## Data for the task
━━━

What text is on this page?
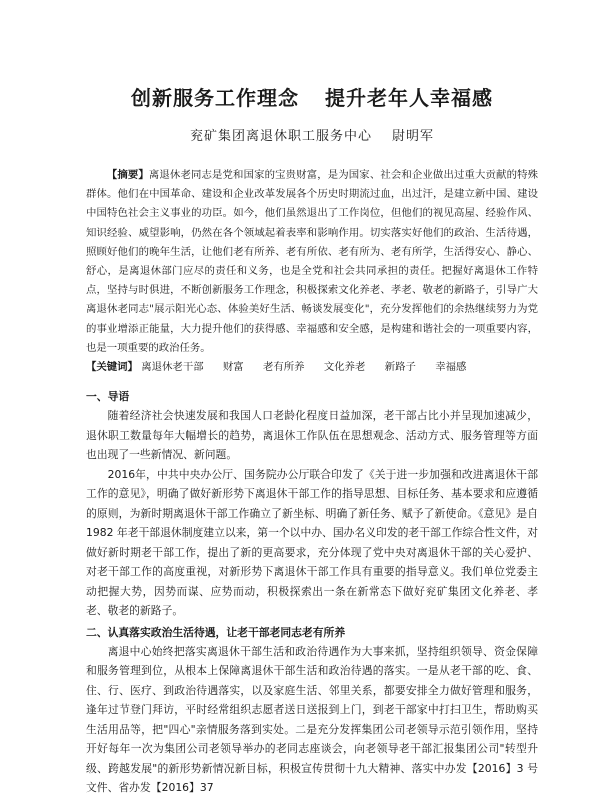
创新服务工作理念 提升老年人幸福感
兖矿集团离退休职工服务中心 尉明军
【摘要】离退休老同志是党和国家的宝贵财富，是为国家、社会和企业做出过重大贡献的特殊群体。他们在中国革命、建设和企业改革发展各个历史时期流过血，出过汗，是建立新中国、建设中国特色社会主义事业的功臣。如今，他们虽然退出了工作岗位，但他们的视见高屋、经验作风、知识经验、威望影响，仍然在各个领域起着表率和影响作用。切实落实好他们的政治、生活待遇，照顾好他们的晚年生活，让他们老有所养、老有所依、老有所为、老有所学，生活得安心、静心、舒心，是离退休部门应尽的责任和义务，也是全党和社会共同承担的责任。把握好离退休工作特点，坚持与时俱进，不断创新服务工作理念，积极探索文化养老、孝老、敬老的新路子，引导广大离退休老同志"展示阳光心态、体验美好生活、畅谈发展变化"，充分发挥他们的余热继续努力为党的事业增添正能量，大力提升他们的获得感、幸福感和安全感，是构建和谐社会的一项重要内容，也是一项重要的政治任务。
【关键词】 离退休老干部 财富 老有所养 文化养老 新路子 幸福感
一、导语

随着经济社会快速发展和我国人口老龄化程度日益加深，老干部占比小并呈现加速减少，退休职工数量每年大幅增长的趋势，离退休工作队伍在思想观念、活动方式、服务管理等方面也出现了一些新情况、新问题。

2016年，中共中央办公厅、国务院办公厅联合印发了《关于进一步加强和改进离退休干部工作的意见》，明确了做好新形势下离退休干部工作的指导思想、目标任务、基本要求和应遵循的原则，为新时期离退休干部工作确立了新坐标、明确了新任务、赋予了新使命。《意见》是自 1982 年老干部退休制度建立以来，第一个以中办、国办名义印发的老干部工作综合性文件，对做好新时期老干部工作，提出了新的更高要求，充分体现了党中央对离退休干部的关心爱护、对老干部工作的高度重视，对新形势下离退休干部工作具有重要的指导意义。我们单位党委主动把握大势，因势而谋、应势而动，积极探索出一条在新常态下做好兖矿集团文化养老、孝老、敬老的新路子。

二、认真落实政治生活待遇，让老干部老同志老有所养

离退中心始终把落实离退休干部生活和政治待遇作为大事来抓，坚持组织领导、资金保障和服务管理到位，从根本上保障离退休干部生活和政治待遇的落实。一是从老干部的吃、食、住、行、医疗、到政治待遇落实，以及家庭生活、邻里关系，都要安排全力做好管理和服务，逢年过节登门拜访，平时经常组织志愿者送日送报到上门，到老干部家中打扫卫生，帮助购买生活用品等，把"四心"亲情服务落到实处。二是充分发挥集团公司老领导示范引领作用，坚持开好每年一次为集团公司老领导举办的老同志座谈会，向老领导老干部汇报集团公司"转型升级、跨越发展"的新形势新情况新目标，积极宣传贯彻十九大精神、落实中办发【2016】3 号文件、省办发【2016】37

━━━

## Given exercise
Transcribe all the data word for word; the images stay out.

## Solved problem
What text is on this page?
创新服务工作理念 提升老年人幸福感
兖矿集团离退休职工服务中心 尉明军
【摘要】离退休老同志是党和国家的宝贵财富，是为国家、社会和企业做出过重大贡献的特殊群体。他们在中国革命、建设和企业改革发展各个历史时期流过血，出过汗，是建立新中国、建设中国特色社会主义事业的功臣。如今，他们虽然退出了工作岗位，但他们的视见高屋、经验作风、知识经验、威望影响，仍然在各个领域起着表率和影响作用。切实落实好他们的政治、生活待遇，照顾好他们的晚年生活，让他们老有所养、老有所依、老有所为、老有所学，生活得安心、静心、舒心，是离退休部门应尽的责任和义务，也是全党和社会共同承担的责任。把握好离退休工作特点，坚持与时俱进，不断创新服务工作理念，积极探索文化养老、孝老、敬老的新路子，引导广大离退休老同志"展示阳光心态、体验美好生活、畅谈发展变化"，充分发挥他们的余热继续努力为党的事业增添正能量，大力提升他们的获得感、幸福感和安全感，是构建和谐社会的一项重要内容，也是一项重要的政治任务。
【关键词】 离退休老干部 财富 老有所养 文化养老 新路子 幸福感
一、导语

随着经济社会快速发展和我国人口老龄化程度日益加深，老干部占比小并呈现加速减少，退休职工数量每年大幅增长的趋势，离退休工作队伍在思想观念、活动方式、服务管理等方面也出现了一些新情况、新问题。

2016年，中共中央办公厅、国务院办公厅联合印发了《关于进一步加强和改进离退休干部工作的意见》，明确了做好新形势下离退休干部工作的指导思想、目标任务、基本要求和应遵循的原则，为新时期离退休干部工作确立了新坐标、明确了新任务、赋予了新使命。《意见》是自 1982 年老干部退休制度建立以来，第一个以中办、国办名义印发的老干部工作综合性文件，对做好新时期老干部工作，提出了新的更高要求，充分体现了党中央对离退休干部的关心爱护、对老干部工作的高度重视，对新形势下离退休干部工作具有重要的指导意义。我们单位党委主动把握大势，因势而谋、应势而动，积极探索出一条在新常态下做好兖矿集团文化养老、孝老、敬老的新路子。

二、认真落实政治生活待遇，让老干部老同志老有所养

离退中心始终把落实离退休干部生活和政治待遇作为大事来抓，坚持组织领导、资金保障和服务管理到位，从根本上保障离退休干部生活和政治待遇的落实。一是从老干部的吃、食、住、行、医疗、到政治待遇落实，以及家庭生活、邻里关系，都要安排全力做好管理和服务，逢年过节登门拜访，平时经常组织志愿者送日送报到上门，到老干部家中打扫卫生，帮助购买生活用品等，把"四心"亲情服务落到实处。二是充分发挥集团公司老领导示范引领作用，坚持开好每年一次为集团公司老领导举办的老同志座谈会，向老领导老干部汇报集团公司"转型升级、跨越发展"的新形势新情况新目标，积极宣传贯彻十九大精神、落实中办发【2016】3 号文件、省办发【2016】37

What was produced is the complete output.